Items stored from a collection:
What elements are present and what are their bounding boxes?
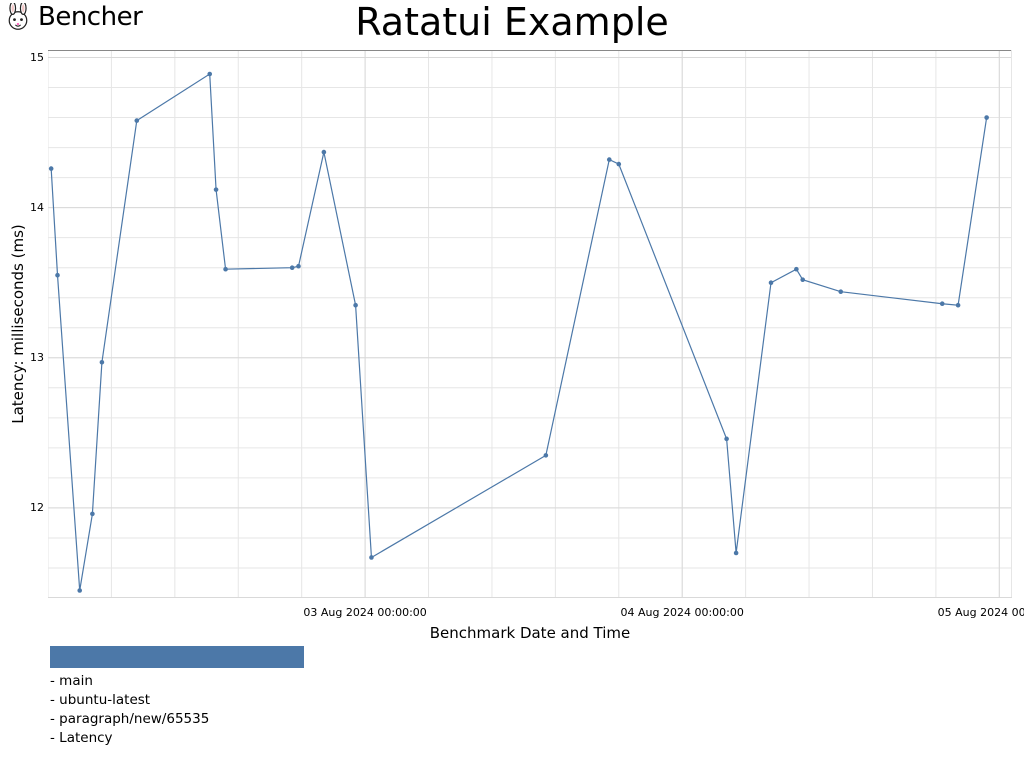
y-axis-label: Latency: milliseconds (ms) <box>8 50 28 598</box>
legend-swatch <box>50 646 304 668</box>
x-axis-label: Benchmark Date and Time <box>48 624 1012 642</box>
x-tick-label: 05 Aug 2024 00:00:00 <box>929 606 1024 619</box>
y-tick-label: 12 <box>24 501 44 514</box>
legend-item: ubuntu-latest <box>50 691 209 710</box>
y-tick-label: 13 <box>24 351 44 364</box>
x-tick-label: 03 Aug 2024 00:00:00 <box>295 606 435 619</box>
x-tick-label: 04 Aug 2024 00:00:00 <box>612 606 752 619</box>
legend-item: paragraph/new/65535 <box>50 710 209 729</box>
chart-title: Ratatui Example <box>0 0 1024 44</box>
y-tick-label: 15 <box>24 51 44 64</box>
y-tick-label: 14 <box>24 201 44 214</box>
legend-item: main <box>50 672 209 691</box>
legend-item: Latency <box>50 729 209 748</box>
legend-list: mainubuntu-latestparagraph/new/65535Late… <box>50 672 209 748</box>
line-chart <box>48 50 1012 598</box>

▸ **GIVEN EXERCISE**
Reproduce the listing verbatim, starting at the line that contains "y-axis-label: Latency: milliseconds" and continuing through the end of the listing.

▸ **EXERCISE RESPONSE**
y-axis-label: Latency: milliseconds (ms) <box>8 50 28 598</box>
legend-swatch <box>50 646 304 668</box>
x-axis-label: Benchmark Date and Time <box>48 624 1012 642</box>
x-tick-label: 05 Aug 2024 00:00:00 <box>929 606 1024 619</box>
y-tick-label: 12 <box>24 501 44 514</box>
legend-item: ubuntu-latest <box>50 691 209 710</box>
y-tick-label: 13 <box>24 351 44 364</box>
x-tick-label: 03 Aug 2024 00:00:00 <box>295 606 435 619</box>
x-tick-label: 04 Aug 2024 00:00:00 <box>612 606 752 619</box>
legend-item: paragraph/new/65535 <box>50 710 209 729</box>
chart-title: Ratatui Example <box>0 0 1024 44</box>
y-tick-label: 15 <box>24 51 44 64</box>
y-tick-label: 14 <box>24 201 44 214</box>
legend-item: main <box>50 672 209 691</box>
legend-item: Latency <box>50 729 209 748</box>
legend-list: mainubuntu-latestparagraph/new/65535Late… <box>50 672 209 748</box>
line-chart <box>48 50 1012 598</box>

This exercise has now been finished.